Pick out the lines in the listing below that contain the word "Maria" and copy them.

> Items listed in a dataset
═══
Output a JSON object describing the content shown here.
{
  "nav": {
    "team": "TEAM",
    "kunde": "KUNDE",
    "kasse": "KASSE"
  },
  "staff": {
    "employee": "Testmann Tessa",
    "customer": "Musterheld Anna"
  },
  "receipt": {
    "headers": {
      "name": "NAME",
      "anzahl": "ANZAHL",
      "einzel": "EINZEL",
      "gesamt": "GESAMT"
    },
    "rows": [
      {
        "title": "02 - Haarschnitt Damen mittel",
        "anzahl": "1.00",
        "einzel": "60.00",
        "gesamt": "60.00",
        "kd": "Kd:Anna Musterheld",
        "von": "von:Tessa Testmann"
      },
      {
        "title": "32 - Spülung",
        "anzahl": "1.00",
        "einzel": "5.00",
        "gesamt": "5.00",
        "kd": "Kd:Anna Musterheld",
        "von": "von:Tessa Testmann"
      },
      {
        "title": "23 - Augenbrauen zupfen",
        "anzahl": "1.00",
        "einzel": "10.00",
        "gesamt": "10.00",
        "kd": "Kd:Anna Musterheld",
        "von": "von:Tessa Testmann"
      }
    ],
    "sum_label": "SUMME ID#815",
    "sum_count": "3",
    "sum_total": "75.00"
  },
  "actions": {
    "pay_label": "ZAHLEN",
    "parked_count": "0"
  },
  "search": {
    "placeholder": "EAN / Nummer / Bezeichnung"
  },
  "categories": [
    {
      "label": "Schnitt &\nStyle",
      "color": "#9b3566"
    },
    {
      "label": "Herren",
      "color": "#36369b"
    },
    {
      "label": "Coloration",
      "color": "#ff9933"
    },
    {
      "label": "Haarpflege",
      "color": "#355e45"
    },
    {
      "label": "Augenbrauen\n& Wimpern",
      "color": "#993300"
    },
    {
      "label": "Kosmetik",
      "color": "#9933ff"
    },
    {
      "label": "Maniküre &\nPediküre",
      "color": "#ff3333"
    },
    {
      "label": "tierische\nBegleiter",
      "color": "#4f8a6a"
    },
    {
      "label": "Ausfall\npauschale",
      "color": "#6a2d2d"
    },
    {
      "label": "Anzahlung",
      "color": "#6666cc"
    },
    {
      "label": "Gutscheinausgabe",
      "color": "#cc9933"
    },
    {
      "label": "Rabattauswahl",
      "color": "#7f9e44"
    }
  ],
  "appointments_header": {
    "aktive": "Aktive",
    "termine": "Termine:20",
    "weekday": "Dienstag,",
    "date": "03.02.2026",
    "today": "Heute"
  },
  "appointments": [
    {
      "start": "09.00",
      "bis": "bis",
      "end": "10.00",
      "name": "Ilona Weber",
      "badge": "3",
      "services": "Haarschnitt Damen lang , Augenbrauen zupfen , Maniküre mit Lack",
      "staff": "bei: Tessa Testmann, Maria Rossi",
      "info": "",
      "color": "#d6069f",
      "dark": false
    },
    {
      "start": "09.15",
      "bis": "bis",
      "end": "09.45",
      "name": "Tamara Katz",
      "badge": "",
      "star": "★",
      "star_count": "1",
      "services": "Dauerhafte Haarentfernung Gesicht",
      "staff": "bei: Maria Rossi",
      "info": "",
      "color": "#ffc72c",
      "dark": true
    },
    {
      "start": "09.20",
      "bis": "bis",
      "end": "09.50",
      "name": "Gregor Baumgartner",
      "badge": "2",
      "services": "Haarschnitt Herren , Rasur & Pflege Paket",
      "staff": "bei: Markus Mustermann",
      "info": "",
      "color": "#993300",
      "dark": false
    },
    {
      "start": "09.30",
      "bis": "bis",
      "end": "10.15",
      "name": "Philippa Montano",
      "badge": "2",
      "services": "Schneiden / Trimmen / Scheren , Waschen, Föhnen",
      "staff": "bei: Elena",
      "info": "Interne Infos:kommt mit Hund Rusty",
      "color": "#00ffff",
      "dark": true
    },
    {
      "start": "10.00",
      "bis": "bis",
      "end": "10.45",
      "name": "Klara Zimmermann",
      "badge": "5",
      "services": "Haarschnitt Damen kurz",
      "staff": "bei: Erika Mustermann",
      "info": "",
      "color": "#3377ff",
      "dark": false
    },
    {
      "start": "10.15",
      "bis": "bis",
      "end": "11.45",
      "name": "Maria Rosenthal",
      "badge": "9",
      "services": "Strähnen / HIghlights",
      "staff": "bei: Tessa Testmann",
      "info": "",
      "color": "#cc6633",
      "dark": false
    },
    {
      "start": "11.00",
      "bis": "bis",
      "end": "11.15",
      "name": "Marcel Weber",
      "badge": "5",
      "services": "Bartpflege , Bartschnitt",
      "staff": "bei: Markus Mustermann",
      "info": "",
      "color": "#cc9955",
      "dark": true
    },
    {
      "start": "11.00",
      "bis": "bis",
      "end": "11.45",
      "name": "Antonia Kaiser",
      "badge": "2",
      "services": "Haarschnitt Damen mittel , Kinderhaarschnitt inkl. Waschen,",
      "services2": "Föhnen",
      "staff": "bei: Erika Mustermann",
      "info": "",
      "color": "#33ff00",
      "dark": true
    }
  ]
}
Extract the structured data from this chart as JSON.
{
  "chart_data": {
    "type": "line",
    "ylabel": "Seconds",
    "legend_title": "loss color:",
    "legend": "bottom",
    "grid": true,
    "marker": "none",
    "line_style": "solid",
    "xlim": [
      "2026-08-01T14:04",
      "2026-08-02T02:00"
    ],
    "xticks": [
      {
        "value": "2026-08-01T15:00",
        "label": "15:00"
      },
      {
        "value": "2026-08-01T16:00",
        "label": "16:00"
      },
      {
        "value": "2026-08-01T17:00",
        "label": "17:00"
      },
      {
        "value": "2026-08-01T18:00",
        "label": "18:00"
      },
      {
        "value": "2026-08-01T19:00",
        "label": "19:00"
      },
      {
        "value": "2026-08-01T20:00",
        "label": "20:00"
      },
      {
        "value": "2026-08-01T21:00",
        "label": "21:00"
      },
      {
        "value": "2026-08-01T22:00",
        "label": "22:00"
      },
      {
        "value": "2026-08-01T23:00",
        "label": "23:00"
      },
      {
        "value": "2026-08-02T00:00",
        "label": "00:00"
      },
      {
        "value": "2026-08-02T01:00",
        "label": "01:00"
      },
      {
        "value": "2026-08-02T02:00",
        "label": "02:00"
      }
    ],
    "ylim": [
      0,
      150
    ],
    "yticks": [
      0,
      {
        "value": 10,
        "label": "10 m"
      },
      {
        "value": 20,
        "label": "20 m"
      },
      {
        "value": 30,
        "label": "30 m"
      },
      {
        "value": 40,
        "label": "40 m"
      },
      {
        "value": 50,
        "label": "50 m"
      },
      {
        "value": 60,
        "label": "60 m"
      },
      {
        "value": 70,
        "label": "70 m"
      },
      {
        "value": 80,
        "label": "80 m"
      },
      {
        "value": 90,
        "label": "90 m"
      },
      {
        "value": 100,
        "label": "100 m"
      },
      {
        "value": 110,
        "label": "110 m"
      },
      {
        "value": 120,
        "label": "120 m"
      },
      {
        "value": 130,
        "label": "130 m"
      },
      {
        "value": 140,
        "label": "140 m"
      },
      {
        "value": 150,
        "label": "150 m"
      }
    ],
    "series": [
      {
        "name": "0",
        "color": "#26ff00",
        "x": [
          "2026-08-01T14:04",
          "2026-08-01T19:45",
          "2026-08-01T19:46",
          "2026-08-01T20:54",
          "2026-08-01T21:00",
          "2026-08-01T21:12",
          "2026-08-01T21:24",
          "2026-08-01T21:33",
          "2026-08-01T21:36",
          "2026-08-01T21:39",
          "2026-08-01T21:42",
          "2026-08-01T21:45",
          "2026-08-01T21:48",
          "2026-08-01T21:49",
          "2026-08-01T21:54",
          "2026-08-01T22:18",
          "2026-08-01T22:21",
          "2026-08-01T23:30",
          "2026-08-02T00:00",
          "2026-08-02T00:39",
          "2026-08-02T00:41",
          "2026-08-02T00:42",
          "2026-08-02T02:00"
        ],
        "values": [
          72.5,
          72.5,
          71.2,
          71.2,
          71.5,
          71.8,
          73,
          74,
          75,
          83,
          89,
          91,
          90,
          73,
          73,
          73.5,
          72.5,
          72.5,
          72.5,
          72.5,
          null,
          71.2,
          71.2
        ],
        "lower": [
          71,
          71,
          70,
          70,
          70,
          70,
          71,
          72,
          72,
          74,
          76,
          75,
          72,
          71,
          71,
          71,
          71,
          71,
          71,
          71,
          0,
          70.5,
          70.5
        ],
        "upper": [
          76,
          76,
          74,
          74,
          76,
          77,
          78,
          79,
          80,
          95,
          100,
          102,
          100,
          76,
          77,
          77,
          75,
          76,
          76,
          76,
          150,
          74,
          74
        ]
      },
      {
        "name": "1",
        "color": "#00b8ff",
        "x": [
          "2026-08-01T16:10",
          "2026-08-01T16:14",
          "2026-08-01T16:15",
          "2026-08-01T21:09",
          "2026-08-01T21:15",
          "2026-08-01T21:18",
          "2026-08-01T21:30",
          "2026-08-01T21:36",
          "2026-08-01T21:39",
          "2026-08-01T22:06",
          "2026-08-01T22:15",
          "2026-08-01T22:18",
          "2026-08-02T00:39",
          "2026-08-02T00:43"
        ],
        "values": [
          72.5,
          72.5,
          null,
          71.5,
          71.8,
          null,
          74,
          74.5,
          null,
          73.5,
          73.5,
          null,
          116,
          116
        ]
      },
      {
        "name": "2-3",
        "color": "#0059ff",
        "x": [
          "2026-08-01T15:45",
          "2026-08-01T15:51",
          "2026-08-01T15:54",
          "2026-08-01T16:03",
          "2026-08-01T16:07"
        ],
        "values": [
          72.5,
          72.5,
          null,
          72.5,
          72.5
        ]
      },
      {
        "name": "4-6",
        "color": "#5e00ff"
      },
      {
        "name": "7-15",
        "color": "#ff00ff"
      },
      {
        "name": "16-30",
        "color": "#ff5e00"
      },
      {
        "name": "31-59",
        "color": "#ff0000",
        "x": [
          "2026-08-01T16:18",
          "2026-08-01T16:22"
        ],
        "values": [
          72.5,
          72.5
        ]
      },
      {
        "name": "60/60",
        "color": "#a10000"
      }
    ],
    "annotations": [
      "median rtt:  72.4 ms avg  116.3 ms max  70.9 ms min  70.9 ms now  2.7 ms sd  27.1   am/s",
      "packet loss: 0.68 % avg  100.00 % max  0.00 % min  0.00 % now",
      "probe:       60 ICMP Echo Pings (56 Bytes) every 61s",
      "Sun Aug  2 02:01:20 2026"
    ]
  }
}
═══
> Result below
      "staff": "bei: Tessa Testmann, Maria Rossi",
      "staff": "bei: Maria Rossi",
      "name": "Maria Rosenthal",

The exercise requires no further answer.